▸ **ページ抜粋**
不動産投資で収益物件の表面利回りやNET利回りと同じくらい重要なのが
投下した自己資金(キャッシュ)に対するキャッシュフロー運用利回りがいくらか?
ということではないでしょうか?
全体での利回りとは別に投下した現金キャッシュに対してどれくらいのキャッシュフローリターンがあるのかを知っておくことは不動産投資において非常に大切です。
投下した自己資金に対するキャッシュフロー利回り計算を表す不動産投資指標がCCR(自己資本配当比率・キャッシュオンキャッシュリターン)です。
CCR(自己資本配当比率・キャッシュオンキャッシュリターン)を使って分析することで不動産投資に投下している自己資金(キャッシュ)がキャッシュフローベースでどれくらいの利回りで回っているのかを数値化して比較分析することができるようになります。

▸ **課題の指示**
(1) 一覧の最初の行から始めて、「- y-tick-label: 86%: [77, 299, 110, 317]」を含む行で終わるまでを、一字一句変えずにそのまま書き写してください。両端の行も含めます。
(2) 不動産投資のCCRを扱った文章を、最後の文の後から書き進めてください。

▸ **資料**

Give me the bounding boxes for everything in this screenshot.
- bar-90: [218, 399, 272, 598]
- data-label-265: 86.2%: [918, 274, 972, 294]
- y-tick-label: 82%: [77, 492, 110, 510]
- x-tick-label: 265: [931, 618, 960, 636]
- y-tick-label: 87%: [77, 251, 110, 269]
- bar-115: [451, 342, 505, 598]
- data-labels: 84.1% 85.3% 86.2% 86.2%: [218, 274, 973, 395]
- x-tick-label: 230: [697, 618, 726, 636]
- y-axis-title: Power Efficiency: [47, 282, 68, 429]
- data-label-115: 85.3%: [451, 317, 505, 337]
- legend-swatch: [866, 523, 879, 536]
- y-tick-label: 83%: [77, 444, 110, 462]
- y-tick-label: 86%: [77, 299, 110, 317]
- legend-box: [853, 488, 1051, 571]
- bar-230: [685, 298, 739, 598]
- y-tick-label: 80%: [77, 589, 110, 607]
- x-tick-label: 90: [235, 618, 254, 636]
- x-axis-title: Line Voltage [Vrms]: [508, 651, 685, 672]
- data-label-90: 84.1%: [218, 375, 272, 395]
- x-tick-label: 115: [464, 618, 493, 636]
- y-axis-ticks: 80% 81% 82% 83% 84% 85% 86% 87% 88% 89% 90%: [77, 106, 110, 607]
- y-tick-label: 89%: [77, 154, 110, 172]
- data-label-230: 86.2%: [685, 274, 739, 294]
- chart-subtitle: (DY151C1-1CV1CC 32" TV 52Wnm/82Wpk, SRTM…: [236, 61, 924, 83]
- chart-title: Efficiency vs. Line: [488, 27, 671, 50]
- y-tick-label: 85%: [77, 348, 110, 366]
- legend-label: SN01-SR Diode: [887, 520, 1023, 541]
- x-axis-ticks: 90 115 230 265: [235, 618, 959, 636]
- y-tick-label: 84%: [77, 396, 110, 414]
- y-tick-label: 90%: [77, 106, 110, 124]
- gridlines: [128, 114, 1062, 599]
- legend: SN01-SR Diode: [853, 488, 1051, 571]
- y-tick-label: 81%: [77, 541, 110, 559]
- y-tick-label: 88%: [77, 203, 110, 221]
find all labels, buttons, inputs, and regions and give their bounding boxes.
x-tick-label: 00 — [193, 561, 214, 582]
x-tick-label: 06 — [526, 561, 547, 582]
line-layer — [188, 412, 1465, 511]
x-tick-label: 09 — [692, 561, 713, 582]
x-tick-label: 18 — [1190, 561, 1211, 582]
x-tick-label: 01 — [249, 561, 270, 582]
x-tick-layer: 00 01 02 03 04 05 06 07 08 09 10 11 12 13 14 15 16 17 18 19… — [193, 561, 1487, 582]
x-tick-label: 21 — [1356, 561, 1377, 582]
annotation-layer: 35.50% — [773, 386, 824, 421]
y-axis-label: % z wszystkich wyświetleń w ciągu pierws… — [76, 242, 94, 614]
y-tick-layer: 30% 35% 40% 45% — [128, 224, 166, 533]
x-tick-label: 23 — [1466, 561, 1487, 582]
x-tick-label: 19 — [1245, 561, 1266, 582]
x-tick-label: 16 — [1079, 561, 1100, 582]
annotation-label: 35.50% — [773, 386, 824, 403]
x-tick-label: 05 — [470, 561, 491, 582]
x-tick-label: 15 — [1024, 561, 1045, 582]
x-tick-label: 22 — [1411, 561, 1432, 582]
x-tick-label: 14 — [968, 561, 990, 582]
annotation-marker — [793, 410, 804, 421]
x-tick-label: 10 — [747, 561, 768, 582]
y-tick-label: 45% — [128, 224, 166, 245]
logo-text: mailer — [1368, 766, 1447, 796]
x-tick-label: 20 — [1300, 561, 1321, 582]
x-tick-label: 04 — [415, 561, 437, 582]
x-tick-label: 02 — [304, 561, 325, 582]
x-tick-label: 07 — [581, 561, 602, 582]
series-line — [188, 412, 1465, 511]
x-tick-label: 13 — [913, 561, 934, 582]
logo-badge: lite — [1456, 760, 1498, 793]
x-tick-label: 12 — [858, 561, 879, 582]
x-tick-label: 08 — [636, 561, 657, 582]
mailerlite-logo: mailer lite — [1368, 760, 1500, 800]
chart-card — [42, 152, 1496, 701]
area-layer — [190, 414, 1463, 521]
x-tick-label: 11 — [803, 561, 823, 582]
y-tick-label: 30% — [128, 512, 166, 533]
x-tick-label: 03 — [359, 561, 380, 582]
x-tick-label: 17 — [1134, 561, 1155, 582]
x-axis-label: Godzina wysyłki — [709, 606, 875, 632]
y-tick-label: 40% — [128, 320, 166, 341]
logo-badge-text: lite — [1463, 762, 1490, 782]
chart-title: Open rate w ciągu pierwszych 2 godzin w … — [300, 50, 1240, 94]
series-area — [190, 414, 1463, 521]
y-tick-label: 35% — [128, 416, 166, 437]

▸ **解答集**
(1)
Give me the bounding boxes for everything in this screenshot.
- bar-90: [218, 399, 272, 598]
- data-label-265: 86.2%: [918, 274, 972, 294]
- y-tick-label: 82%: [77, 492, 110, 510]
- x-tick-label: 265: [931, 618, 960, 636]
- y-tick-label: 87%: [77, 251, 110, 269]
- bar-115: [451, 342, 505, 598]
- data-labels: 84.1% 85.3% 86.2% 86.2%: [218, 274, 973, 395]
- x-tick-label: 230: [697, 618, 726, 636]
- y-axis-title: Power Efficiency: [47, 282, 68, 429]
- data-label-115: 85.3%: [451, 317, 505, 337]
- legend-swatch: [866, 523, 879, 536]
- y-tick-label: 83%: [77, 444, 110, 462]
- y-tick-label: 86%: [77, 299, 110, 317]

(2)
当然CCR(自己資本配当比率・キャッシュオンキャッシュリターン)の数値が高いほど効率よく自己資金(キャッシュ)を運用できているというわけです。
この記事では、不動産投資で自己資金の運用効率が一目瞭然のCCR(自己資本配当比率)分析法をご紹介します。
不動産投資指標CCR【自己資本配当比率】で自己資金に対するキャッシュフロー利回りを計算する
不動産投資指標CCR【自己資本配当比率】での不動産投資のキャッシュフロー利回りの計算方法とは?
CCR【自己資本配当比率】とは、物件を購入するために投下した自己資金のキャッシュフロー利回り計算値です。
CCR【自己資本配当比率】は以下の式で求められます。
◎CCR(自己資金の利回り)=CF(キャッシュフロー)/自己資金×100
下記条件の物件購入時の資金計画・投資分析シミュレーションで見ていきましょう。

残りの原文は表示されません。